• _The request_
Find the lines below that contain the word "icon" and count them. Only the number should be given.

=== Records provided ===

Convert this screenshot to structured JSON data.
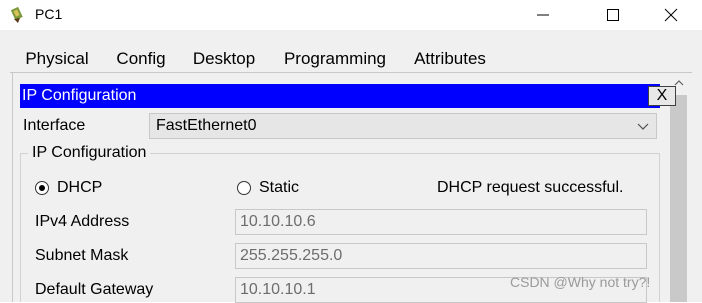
{
  "window": {
    "title": "PC1",
    "app_icon": "packet-tracer-pc-icon",
    "controls": [
      "minimize-icon",
      "maximize-icon",
      "close-icon"
    ]
  },
  "tabs": [
    {
      "label": "Physical",
      "active": false
    },
    {
      "label": "Config",
      "active": false
    },
    {
      "label": "Desktop",
      "active": true
    },
    {
      "label": "Programming",
      "active": false
    },
    {
      "label": "Attributes",
      "active": false
    }
  ],
  "ip_config": {
    "header_title": "IP Configuration",
    "close_label": "X",
    "interface_label": "Interface",
    "interface_value": "FastEthernet0",
    "group_title": "IP Configuration",
    "dhcp_label": "DHCP",
    "static_label": "Static",
    "selected_mode": "DHCP",
    "status_text": "DHCP request successful.",
    "ipv4_label": "IPv4 Address",
    "ipv4_value": "10.10.10.6",
    "mask_label": "Subnet Mask",
    "mask_value": "255.255.255.0",
    "gateway_label": "Default Gateway",
    "gateway_value": "10.10.10.1"
  },
  "watermark": "CSDN @Why not try?!",
  "colors": {
    "header_bg": "#0000ff",
    "active_tab_underline": "#1c3f7a",
    "panel_bg": "#f0f0f0"
  }
}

===

• _Task answer_
4